::: Supplied records

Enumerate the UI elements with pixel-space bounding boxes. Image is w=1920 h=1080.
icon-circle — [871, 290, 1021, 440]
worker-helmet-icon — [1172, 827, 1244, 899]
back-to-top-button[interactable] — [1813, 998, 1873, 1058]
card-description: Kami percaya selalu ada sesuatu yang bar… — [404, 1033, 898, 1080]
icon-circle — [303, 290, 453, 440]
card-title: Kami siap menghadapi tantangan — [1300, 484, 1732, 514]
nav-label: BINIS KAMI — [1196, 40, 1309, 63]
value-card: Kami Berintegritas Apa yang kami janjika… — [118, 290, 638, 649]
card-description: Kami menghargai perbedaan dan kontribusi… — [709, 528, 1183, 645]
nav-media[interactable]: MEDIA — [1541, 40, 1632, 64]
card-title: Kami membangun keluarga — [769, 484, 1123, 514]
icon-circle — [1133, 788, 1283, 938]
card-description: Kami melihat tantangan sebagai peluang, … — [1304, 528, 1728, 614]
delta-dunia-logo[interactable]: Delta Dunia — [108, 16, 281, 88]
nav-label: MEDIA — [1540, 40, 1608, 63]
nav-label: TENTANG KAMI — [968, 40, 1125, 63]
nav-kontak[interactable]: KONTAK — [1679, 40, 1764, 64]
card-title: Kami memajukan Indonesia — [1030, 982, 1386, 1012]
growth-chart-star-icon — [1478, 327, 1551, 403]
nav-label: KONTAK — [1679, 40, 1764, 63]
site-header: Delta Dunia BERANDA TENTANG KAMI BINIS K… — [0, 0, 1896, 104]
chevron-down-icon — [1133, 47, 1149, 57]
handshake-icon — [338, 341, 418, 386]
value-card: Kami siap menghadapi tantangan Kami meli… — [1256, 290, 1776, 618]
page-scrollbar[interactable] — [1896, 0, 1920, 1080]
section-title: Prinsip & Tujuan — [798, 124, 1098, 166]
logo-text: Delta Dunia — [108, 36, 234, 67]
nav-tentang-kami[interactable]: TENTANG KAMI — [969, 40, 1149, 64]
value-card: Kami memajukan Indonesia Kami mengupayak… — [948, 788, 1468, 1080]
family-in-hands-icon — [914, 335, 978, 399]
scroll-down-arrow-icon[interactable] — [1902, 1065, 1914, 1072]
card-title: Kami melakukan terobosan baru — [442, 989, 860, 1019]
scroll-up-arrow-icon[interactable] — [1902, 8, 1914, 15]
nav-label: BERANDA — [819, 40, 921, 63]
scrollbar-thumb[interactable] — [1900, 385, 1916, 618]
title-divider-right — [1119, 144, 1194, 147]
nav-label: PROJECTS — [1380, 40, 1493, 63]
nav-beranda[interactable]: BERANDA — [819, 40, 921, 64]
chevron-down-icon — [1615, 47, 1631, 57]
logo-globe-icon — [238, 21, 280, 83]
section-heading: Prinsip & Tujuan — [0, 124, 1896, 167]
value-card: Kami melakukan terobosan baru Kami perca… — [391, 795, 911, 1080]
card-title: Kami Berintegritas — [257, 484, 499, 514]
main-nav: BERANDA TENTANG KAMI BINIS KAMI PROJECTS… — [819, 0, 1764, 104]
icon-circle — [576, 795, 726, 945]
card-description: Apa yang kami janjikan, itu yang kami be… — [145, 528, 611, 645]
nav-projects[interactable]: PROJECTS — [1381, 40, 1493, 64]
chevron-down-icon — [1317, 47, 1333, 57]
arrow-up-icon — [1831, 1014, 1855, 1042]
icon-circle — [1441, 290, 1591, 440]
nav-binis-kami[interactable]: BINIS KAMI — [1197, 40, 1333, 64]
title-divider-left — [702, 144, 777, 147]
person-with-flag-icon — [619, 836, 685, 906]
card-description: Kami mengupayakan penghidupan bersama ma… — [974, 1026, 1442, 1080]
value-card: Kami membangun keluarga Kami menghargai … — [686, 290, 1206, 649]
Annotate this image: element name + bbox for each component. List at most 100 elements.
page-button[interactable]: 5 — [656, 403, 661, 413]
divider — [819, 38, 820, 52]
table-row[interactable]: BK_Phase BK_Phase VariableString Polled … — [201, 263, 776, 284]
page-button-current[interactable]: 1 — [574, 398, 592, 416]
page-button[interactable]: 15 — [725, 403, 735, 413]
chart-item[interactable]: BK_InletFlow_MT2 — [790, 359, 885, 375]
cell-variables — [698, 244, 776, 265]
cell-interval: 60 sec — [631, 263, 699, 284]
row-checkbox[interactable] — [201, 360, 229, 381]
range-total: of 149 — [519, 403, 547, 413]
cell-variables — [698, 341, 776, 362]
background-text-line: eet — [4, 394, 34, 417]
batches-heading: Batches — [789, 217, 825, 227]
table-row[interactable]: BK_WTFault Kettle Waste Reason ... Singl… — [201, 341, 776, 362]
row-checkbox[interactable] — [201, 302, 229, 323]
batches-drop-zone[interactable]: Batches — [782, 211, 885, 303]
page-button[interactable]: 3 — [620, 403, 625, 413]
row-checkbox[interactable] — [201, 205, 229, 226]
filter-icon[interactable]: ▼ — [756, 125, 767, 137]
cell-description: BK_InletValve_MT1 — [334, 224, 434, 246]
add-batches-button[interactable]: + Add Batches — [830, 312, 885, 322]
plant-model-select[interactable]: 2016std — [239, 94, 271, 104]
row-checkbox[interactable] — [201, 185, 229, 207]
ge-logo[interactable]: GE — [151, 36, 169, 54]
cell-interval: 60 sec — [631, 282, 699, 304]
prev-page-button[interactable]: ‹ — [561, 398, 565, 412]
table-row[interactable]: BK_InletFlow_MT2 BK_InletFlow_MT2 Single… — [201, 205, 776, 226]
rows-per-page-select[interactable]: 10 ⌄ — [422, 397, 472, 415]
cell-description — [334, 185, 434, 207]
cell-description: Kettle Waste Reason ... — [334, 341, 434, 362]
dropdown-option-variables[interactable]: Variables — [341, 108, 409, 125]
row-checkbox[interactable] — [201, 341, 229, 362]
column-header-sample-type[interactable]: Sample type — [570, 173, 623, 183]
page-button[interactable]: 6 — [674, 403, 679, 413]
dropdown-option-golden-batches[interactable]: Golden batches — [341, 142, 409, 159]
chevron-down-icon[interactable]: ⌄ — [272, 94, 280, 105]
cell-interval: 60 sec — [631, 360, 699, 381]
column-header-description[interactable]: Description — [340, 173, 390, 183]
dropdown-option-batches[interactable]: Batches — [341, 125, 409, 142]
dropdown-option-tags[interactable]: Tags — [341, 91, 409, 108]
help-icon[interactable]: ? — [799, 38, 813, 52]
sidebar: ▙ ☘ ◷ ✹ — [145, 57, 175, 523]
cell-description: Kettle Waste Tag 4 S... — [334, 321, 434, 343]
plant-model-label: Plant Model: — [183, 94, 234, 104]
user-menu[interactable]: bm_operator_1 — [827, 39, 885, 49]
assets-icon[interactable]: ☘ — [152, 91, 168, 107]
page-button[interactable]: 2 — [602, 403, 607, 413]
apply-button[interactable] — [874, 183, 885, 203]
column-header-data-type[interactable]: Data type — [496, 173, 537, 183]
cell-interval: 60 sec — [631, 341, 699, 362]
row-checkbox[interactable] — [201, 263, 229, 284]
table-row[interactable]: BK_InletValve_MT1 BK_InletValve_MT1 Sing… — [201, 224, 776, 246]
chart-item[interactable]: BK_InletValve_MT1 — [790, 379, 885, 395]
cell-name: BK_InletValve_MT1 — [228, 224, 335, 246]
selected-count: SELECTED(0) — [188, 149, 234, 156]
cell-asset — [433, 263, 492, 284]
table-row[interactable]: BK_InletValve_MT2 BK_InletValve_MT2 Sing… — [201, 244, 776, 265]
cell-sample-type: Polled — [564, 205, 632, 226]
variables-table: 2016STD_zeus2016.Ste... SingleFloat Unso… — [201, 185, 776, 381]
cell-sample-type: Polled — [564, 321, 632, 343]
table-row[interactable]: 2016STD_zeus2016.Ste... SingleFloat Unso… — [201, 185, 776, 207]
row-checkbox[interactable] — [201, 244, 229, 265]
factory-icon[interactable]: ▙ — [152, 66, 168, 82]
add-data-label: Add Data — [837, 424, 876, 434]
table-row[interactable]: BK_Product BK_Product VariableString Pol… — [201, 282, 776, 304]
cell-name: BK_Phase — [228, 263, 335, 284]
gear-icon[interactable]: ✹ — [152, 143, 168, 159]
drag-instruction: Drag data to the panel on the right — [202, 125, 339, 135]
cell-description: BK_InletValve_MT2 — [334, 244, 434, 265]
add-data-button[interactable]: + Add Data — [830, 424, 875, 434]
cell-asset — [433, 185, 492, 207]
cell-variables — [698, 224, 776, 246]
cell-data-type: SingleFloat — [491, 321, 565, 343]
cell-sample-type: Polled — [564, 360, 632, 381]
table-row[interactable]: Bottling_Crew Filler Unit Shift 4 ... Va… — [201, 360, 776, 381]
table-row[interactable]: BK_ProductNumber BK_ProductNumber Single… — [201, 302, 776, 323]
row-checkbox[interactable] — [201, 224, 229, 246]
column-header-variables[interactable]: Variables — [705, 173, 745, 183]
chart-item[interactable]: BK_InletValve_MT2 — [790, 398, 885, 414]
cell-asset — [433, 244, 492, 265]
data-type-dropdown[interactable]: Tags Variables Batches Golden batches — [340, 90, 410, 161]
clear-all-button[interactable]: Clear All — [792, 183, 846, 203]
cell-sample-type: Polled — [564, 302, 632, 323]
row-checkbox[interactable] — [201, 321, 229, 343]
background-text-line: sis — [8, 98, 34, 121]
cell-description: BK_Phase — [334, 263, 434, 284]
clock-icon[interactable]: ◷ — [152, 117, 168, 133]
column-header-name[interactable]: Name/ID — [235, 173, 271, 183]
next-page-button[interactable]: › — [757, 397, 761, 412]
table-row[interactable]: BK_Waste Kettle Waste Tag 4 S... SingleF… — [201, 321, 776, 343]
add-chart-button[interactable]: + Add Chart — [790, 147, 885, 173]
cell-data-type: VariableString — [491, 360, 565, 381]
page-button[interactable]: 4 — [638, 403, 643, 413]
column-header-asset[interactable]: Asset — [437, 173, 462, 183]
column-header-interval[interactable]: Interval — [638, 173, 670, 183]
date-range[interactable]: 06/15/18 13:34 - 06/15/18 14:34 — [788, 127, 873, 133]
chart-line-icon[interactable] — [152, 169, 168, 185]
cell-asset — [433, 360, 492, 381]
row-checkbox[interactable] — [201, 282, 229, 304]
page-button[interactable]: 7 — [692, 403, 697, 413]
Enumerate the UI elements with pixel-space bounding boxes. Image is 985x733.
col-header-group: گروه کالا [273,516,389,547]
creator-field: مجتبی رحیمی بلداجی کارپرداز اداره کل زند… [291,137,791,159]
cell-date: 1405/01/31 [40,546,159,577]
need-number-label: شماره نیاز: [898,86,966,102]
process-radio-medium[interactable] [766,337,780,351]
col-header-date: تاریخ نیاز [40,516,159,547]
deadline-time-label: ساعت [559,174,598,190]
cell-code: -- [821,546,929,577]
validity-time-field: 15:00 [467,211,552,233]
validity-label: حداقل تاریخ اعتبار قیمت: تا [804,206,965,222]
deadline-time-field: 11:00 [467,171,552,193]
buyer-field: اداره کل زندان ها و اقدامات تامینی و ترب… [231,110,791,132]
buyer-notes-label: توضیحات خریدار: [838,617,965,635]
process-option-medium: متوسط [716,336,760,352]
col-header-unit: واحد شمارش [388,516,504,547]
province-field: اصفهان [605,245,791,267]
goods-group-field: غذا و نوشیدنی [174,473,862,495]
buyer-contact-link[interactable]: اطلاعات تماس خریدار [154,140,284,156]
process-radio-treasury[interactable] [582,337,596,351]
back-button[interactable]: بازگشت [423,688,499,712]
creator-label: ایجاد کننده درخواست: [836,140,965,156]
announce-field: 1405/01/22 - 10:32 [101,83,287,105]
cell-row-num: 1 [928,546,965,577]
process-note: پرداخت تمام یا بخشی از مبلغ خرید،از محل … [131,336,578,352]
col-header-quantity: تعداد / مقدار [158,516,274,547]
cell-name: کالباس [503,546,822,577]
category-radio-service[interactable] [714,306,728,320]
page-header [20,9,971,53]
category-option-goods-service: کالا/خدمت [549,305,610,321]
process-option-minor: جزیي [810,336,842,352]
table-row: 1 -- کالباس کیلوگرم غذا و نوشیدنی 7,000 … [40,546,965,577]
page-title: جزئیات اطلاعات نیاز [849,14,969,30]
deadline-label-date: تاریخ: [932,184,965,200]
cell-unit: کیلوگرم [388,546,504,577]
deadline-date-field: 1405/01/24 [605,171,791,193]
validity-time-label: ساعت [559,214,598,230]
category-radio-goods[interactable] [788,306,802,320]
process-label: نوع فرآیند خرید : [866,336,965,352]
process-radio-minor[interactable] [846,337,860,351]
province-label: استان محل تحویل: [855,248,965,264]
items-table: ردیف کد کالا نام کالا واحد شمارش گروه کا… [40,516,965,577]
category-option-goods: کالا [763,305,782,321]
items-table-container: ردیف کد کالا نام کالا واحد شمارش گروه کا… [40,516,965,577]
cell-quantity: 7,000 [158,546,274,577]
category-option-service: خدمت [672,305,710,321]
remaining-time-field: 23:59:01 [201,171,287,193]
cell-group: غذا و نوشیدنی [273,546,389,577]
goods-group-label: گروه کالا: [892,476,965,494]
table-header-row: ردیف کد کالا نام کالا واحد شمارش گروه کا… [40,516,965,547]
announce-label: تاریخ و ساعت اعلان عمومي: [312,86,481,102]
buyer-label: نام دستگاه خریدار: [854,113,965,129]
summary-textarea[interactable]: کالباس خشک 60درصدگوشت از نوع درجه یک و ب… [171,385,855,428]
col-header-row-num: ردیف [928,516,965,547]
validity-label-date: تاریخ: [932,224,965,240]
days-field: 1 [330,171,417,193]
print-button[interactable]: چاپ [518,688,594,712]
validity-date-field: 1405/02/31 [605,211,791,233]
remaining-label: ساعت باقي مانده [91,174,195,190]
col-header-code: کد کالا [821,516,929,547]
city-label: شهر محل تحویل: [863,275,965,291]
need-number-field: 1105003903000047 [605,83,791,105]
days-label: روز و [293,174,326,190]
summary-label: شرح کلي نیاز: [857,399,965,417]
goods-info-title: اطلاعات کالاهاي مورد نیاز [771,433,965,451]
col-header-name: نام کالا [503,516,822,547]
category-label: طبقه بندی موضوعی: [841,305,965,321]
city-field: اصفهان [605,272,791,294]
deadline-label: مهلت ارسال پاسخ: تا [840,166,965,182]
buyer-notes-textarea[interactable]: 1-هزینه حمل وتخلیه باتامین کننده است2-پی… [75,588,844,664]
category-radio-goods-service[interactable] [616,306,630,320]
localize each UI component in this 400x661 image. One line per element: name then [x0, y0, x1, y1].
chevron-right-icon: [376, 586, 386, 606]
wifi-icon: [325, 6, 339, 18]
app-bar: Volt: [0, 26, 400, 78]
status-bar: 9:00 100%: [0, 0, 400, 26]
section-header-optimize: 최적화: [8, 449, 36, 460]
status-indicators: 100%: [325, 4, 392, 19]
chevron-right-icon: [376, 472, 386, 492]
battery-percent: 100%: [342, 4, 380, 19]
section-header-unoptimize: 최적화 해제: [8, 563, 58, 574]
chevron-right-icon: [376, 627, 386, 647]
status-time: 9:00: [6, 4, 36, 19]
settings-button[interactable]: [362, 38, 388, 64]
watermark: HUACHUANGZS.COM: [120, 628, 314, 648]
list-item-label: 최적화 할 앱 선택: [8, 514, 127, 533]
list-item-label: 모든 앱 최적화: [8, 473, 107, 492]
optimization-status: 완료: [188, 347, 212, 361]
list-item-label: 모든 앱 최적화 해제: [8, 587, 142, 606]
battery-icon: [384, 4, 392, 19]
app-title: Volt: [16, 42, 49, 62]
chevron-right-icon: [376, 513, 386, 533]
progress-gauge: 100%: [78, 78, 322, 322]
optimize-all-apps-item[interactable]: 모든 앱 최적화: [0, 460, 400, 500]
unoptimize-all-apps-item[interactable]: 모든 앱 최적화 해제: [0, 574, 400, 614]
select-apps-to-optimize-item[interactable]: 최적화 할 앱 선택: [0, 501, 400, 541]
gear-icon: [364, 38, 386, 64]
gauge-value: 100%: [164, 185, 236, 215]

::::::

Please pull out each line in the entries above that contains the word "Indonesia", matching its case exactly.

Written answer.
card-title: Kami memajukan Indonesia — [1030, 982, 1386, 1012]
value-card: Kami memajukan Indonesia Kami mengupayak… — [948, 788, 1468, 1080]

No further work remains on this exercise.